Problem to solve: Repeat every record below exactly, leaving out the pictures.

------ Task input ------

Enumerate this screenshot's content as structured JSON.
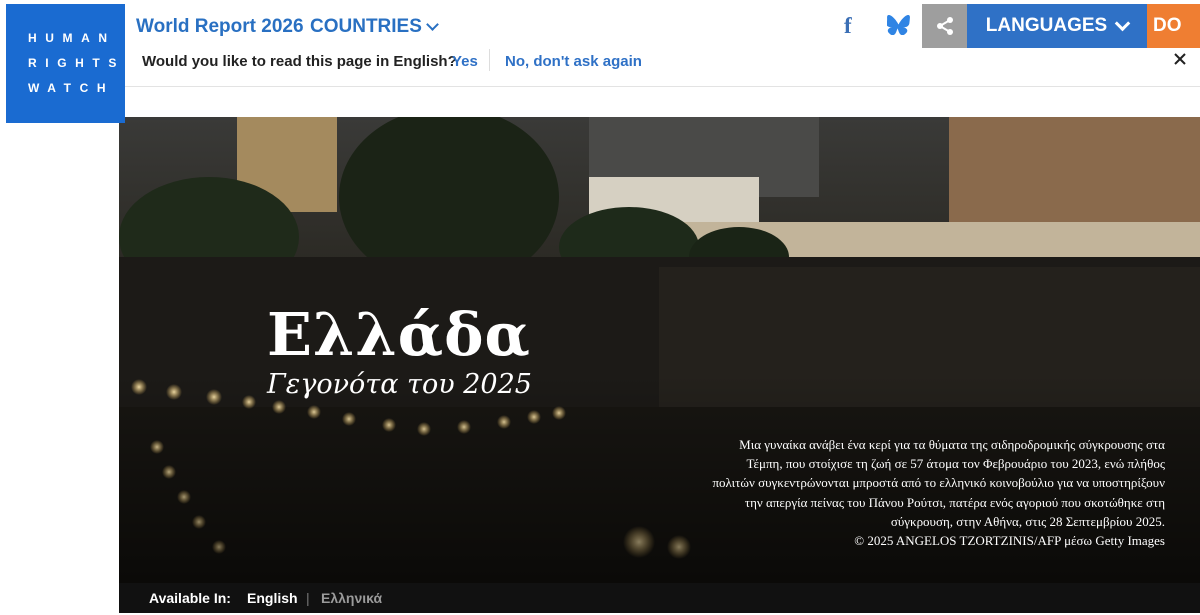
{
  "logo": {
    "lines": [
      "HUMAN",
      "RIGHTS",
      "WATCH"
    ]
  },
  "header": {
    "site_title": "World Report 2026",
    "countries_label": "COUNTRIES",
    "languages_label": "LANGUAGES",
    "donate_label": "DO",
    "icons": [
      "facebook-icon",
      "bluesky-icon",
      "share-icon",
      "chevron-down-icon"
    ]
  },
  "translate_prompt": {
    "question": "Would you like to read this page in English?",
    "yes": "Yes",
    "no": "No, don't ask again"
  },
  "hero": {
    "title": "Ελλάδα",
    "subtitle": "Γεγονότα του 2025",
    "caption": "Μια γυναίκα ανάβει ένα κερί για τα θύματα της σιδηροδρομικής σύγκρουσης στα Τέμπη, που στοίχισε τη ζωή σε 57 άτομα τον Φεβρουάριο του 2023, ενώ πλήθος πολιτών συγκεντρώνονται μπροστά από το ελληνικό κοινοβούλιο για να υποστηρίξουν την απεργία πείνας του Πάνου Ρούτσι, πατέρα ενός αγοριού που σκοτώθηκε στη σύγκρουση, στην Αθήνα, στις 28 Σεπτεμβρίου 2025.",
    "credit": "© 2025 ANGELOS TZORTZINIS/AFP μέσω Getty Images"
  },
  "available_in": {
    "label": "Available In:",
    "languages": [
      "English",
      "Ελληνικά"
    ],
    "separator": "|"
  },
  "colors": {
    "brand_blue": "#1a6bd1",
    "link_blue": "#2f71c6",
    "donate_orange": "#ef7e32",
    "share_gray": "#9e9e9e"
  }
}
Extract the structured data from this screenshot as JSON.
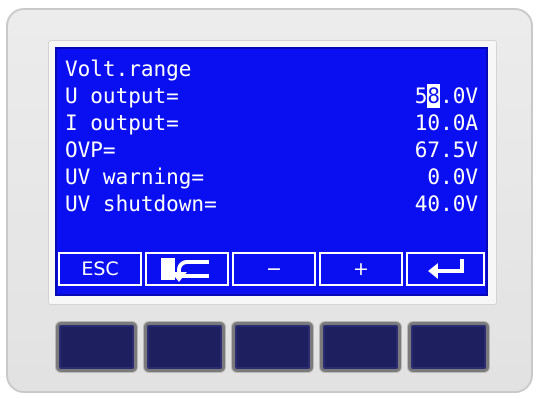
{
  "display": {
    "rows": [
      {
        "label": "Volt.range",
        "value": ""
      },
      {
        "label": "U output=",
        "value_pre": "5",
        "value_cursor": "8",
        "value_post": ".0V"
      },
      {
        "label": "I output=",
        "value": "10.0A"
      },
      {
        "label": "OVP=",
        "value": "67.5V"
      },
      {
        "label": "UV warning=",
        "value": "0.0V"
      },
      {
        "label": "UV shutdown=",
        "value": "40.0V"
      }
    ]
  },
  "softkeys": {
    "esc_label": "ESC",
    "cursor_icon": "cursor-return-icon",
    "minus_label": "−",
    "plus_label": "+",
    "enter_icon": "enter-arrow-icon"
  },
  "colors": {
    "lcd_background": "#0a0ff2",
    "lcd_text": "#ffffff",
    "hardware_key": "#1e1f5e"
  }
}
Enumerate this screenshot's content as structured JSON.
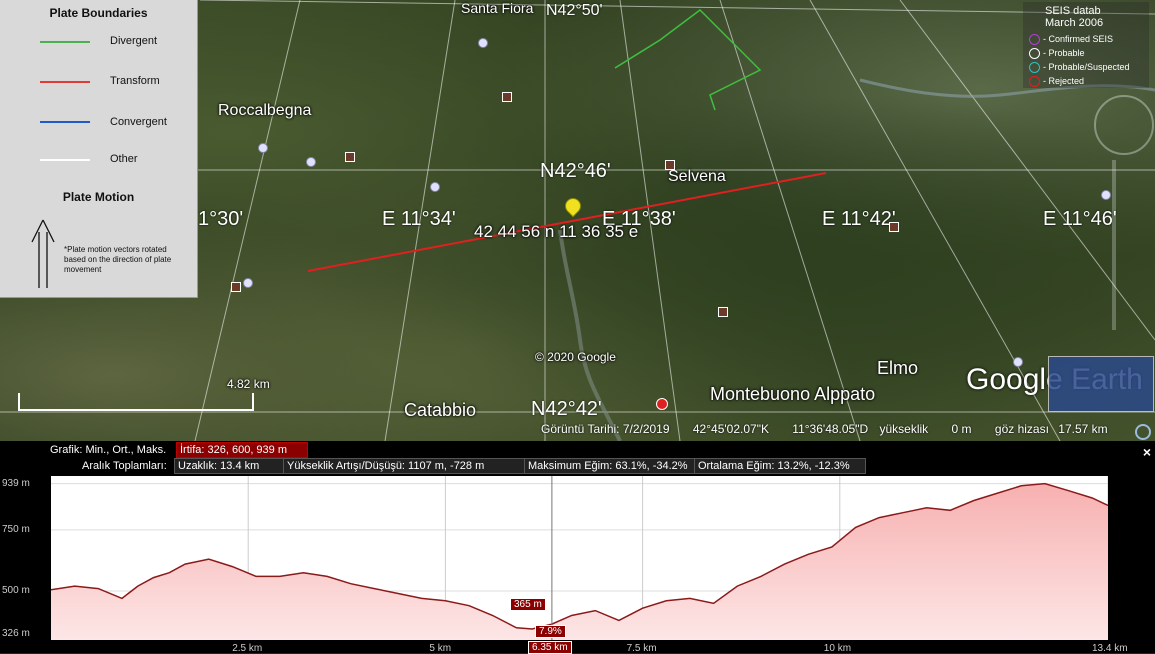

------

Solution:
Enumerate this screenshot's content as structured JSON.
{
  "logo": {
    "lines": [
      "HUMAN",
      "RIGHTS",
      "WATCH"
    ]
  },
  "header": {
    "site_title": "World Report 2026",
    "countries_label": "COUNTRIES",
    "languages_label": "LANGUAGES",
    "donate_label": "DO",
    "icons": [
      "facebook-icon",
      "bluesky-icon",
      "share-icon",
      "chevron-down-icon"
    ]
  },
  "translate_prompt": {
    "question": "Would you like to read this page in English?",
    "yes": "Yes",
    "no": "No, don't ask again"
  },
  "hero": {
    "title": "Ελλάδα",
    "subtitle": "Γεγονότα του 2025",
    "caption": "Μια γυναίκα ανάβει ένα κερί για τα θύματα της σιδηροδρομικής σύγκρουσης στα Τέμπη, που στοίχισε τη ζωή σε 57 άτομα τον Φεβρουάριο του 2023, ενώ πλήθος πολιτών συγκεντρώνονται μπροστά από το ελληνικό κοινοβούλιο για να υποστηρίξουν την απεργία πείνας του Πάνου Ρούτσι, πατέρα ενός αγοριού που σκοτώθηκε στη σύγκρουση, στην Αθήνα, στις 28 Σεπτεμβρίου 2025.",
    "credit": "© 2025 ANGELOS TZORTZINIS/AFP μέσω Getty Images"
  },
  "available_in": {
    "label": "Available In:",
    "languages": [
      "English",
      "Ελληνικά"
    ],
    "separator": "|"
  },
  "colors": {
    "brand_blue": "#1a6bd1",
    "link_blue": "#2f71c6",
    "donate_orange": "#ef7e32",
    "share_gray": "#9e9e9e"
  }
}
Extract the structured data from this screenshot as JSON.
{
  "display": {
    "rows": [
      {
        "label": "Volt.range",
        "value": ""
      },
      {
        "label": "U output=",
        "value_pre": "5",
        "value_cursor": "8",
        "value_post": ".0V"
      },
      {
        "label": "I output=",
        "value": "10.0A"
      },
      {
        "label": "OVP=",
        "value": "67.5V"
      },
      {
        "label": "UV warning=",
        "value": "0.0V"
      },
      {
        "label": "UV shutdown=",
        "value": "40.0V"
      }
    ]
  },
  "softkeys": {
    "esc_label": "ESC",
    "cursor_icon": "cursor-return-icon",
    "minus_label": "−",
    "plus_label": "+",
    "enter_icon": "enter-arrow-icon"
  },
  "colors": {
    "lcd_background": "#0a0ff2",
    "lcd_text": "#ffffff",
    "hardware_key": "#1e1f5e"
  }
}
Enumerate this screenshot's content as structured JSON.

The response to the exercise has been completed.